_RECORDS SUPPLIED_.
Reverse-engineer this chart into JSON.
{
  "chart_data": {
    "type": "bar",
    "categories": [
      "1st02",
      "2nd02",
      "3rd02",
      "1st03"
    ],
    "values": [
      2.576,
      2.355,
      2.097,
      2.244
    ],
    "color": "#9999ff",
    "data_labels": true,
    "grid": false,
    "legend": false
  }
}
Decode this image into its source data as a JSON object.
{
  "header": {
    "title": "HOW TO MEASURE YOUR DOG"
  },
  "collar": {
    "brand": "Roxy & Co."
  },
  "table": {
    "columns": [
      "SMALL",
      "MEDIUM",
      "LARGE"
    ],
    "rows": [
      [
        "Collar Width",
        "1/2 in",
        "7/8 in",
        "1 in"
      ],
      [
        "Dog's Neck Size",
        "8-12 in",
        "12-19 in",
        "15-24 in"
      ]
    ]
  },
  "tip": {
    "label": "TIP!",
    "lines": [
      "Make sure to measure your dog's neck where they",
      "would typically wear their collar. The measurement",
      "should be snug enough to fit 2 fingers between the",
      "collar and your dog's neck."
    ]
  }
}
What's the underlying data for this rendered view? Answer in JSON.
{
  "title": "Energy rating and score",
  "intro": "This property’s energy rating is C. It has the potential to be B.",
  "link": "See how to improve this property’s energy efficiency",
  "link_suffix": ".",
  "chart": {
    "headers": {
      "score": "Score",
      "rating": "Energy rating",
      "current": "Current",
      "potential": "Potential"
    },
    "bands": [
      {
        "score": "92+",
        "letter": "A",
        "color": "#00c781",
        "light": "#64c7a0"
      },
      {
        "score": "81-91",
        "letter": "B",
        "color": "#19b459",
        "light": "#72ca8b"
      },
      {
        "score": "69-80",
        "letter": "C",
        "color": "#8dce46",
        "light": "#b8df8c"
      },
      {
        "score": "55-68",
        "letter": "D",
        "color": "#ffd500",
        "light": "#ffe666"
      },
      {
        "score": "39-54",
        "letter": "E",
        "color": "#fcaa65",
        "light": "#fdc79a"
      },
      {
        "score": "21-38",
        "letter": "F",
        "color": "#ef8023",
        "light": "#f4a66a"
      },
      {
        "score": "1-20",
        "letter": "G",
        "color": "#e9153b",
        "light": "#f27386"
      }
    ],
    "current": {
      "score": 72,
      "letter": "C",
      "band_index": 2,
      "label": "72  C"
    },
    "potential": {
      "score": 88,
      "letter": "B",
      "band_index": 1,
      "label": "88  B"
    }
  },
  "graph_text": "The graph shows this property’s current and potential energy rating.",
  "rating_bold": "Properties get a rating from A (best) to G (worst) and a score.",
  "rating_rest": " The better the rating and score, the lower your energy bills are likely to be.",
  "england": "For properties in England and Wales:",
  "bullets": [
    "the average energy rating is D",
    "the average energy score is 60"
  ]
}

_AIM_.
From the records above, extract every entry exactly as given.

_WRITTEN REPLY_.
Reverse-engineer this chart into JSON.
{
  "chart_data": {
    "type": "bar",
    "categories": [
      "1st02",
      "2nd02",
      "3rd02",
      "1st03"
    ],
    "values": [
      2.576,
      2.355,
      2.097,
      2.244
    ],
    "color": "#9999ff",
    "data_labels": true,
    "grid": false,
    "legend": false
  }
}
Decode this image into its source data as a JSON object.
{
  "header": {
    "title": "HOW TO MEASURE YOUR DOG"
  },
  "collar": {
    "brand": "Roxy & Co."
  },
  "table": {
    "columns": [
      "SMALL",
      "MEDIUM",
      "LARGE"
    ],
    "rows": [
      [
        "Collar Width",
        "1/2 in",
        "7/8 in",
        "1 in"
      ],
      [
        "Dog's Neck Size",
        "8-12 in",
        "12-19 in",
        "15-24 in"
      ]
    ]
  },
  "tip": {
    "label": "TIP!",
    "lines": [
      "Make sure to measure your dog's neck where they",
      "would typically wear their collar. The measurement",
      "should be snug enough to fit 2 fingers between the",
      "collar and your dog's neck."
    ]
  }
}
What's the underlying data for this rendered view? Answer in JSON.
{
  "title": "Energy rating and score",
  "intro": "This property’s energy rating is C. It has the potential to be B.",
  "link": "See how to improve this property’s energy efficiency",
  "link_suffix": ".",
  "chart": {
    "headers": {
      "score": "Score",
      "rating": "Energy rating",
      "current": "Current",
      "potential": "Potential"
    },
    "bands": [
      {
        "score": "92+",
        "letter": "A",
        "color": "#00c781",
        "light": "#64c7a0"
      },
      {
        "score": "81-91",
        "letter": "B",
        "color": "#19b459",
        "light": "#72ca8b"
      },
      {
        "score": "69-80",
        "letter": "C",
        "color": "#8dce46",
        "light": "#b8df8c"
      },
      {
        "score": "55-68",
        "letter": "D",
        "color": "#ffd500",
        "light": "#ffe666"
      },
      {
        "score": "39-54",
        "letter": "E",
        "color": "#fcaa65",
        "light": "#fdc79a"
      },
      {
        "score": "21-38",
        "letter": "F",
        "color": "#ef8023",
        "light": "#f4a66a"
      },
      {
        "score": "1-20",
        "letter": "G",
        "color": "#e9153b",
        "light": "#f27386"
      }
    ],
    "current": {
      "score": 72,
      "letter": "C",
      "band_index": 2,
      "label": "72  C"
    },
    "potential": {
      "score": 88,
      "letter": "B",
      "band_index": 1,
      "label": "88  B"
    }
  },
  "graph_text": "The graph shows this property’s current and potential energy rating.",
  "rating_bold": "Properties get a rating from A (best) to G (worst) and a score.",
  "rating_rest": " The better the rating and score, the lower your energy bills are likely to be.",
  "england": "For properties in England and Wales:",
  "bullets": [
    "the average energy rating is D",
    "the average energy score is 60"
  ]
}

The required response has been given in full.